Available records
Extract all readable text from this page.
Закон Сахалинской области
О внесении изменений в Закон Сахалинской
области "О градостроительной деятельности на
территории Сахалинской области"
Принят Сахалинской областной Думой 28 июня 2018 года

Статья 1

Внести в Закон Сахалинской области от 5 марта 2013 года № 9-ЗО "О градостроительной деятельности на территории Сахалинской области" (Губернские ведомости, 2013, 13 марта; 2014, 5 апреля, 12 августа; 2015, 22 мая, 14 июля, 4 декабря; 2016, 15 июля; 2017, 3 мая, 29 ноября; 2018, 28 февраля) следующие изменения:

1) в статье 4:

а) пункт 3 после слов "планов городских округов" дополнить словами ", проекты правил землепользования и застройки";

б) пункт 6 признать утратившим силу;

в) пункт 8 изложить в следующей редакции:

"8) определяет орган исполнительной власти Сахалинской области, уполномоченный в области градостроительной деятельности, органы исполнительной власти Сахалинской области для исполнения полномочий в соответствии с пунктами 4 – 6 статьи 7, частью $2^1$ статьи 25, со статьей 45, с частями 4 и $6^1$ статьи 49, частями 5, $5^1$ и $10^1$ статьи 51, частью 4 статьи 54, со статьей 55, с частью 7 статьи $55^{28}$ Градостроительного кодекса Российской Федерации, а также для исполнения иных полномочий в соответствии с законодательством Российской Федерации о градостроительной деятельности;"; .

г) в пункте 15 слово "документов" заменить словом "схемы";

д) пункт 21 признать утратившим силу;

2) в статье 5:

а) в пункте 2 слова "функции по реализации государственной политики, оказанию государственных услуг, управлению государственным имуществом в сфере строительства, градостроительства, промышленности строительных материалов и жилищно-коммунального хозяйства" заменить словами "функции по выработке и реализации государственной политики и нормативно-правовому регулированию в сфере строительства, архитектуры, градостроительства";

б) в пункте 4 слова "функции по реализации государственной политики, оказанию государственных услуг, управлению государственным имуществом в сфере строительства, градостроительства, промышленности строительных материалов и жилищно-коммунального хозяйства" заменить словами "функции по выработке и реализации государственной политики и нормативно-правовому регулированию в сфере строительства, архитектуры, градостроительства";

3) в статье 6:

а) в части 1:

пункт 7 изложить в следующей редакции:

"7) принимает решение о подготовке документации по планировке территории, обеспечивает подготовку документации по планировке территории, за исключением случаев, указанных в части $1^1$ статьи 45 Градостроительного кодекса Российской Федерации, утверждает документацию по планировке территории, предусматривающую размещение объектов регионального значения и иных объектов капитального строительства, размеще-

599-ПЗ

...

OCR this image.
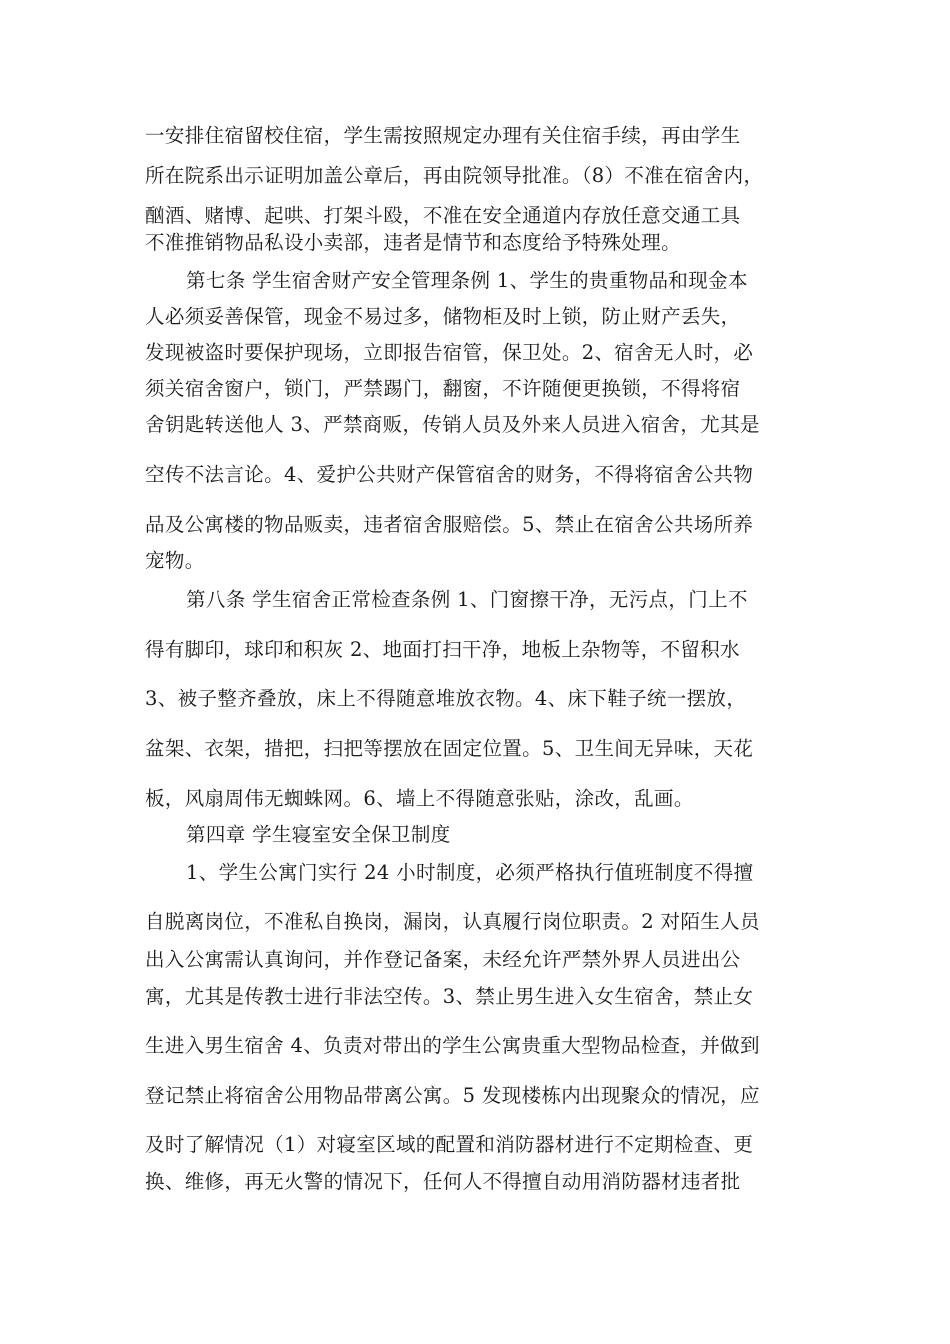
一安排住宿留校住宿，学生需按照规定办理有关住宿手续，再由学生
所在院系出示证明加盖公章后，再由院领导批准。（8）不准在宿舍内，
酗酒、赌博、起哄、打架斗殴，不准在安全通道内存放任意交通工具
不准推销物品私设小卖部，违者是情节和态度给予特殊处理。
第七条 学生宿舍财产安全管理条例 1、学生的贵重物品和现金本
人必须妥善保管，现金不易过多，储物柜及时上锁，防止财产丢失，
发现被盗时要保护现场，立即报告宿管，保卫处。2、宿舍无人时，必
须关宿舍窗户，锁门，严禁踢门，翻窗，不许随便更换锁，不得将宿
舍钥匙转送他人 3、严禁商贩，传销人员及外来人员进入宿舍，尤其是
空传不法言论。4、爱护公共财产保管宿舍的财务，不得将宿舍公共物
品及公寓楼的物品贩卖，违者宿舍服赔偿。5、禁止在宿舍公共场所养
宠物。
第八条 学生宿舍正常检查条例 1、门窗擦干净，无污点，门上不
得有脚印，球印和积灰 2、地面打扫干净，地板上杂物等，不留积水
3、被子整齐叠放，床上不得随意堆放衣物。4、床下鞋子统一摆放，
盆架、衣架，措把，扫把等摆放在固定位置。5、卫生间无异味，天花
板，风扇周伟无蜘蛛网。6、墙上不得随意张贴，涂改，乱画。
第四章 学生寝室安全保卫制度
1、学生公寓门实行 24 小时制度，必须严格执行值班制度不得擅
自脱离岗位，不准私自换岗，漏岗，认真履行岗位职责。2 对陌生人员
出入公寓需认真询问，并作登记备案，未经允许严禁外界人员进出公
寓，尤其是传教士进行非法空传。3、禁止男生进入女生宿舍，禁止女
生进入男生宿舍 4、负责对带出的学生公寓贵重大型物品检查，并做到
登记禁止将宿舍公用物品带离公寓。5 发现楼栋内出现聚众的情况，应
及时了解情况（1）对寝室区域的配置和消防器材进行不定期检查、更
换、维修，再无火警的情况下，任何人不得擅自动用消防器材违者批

Problem to work on
Work out how many lines of the data above hold the word "государственной", and write only the count.

Written reply
2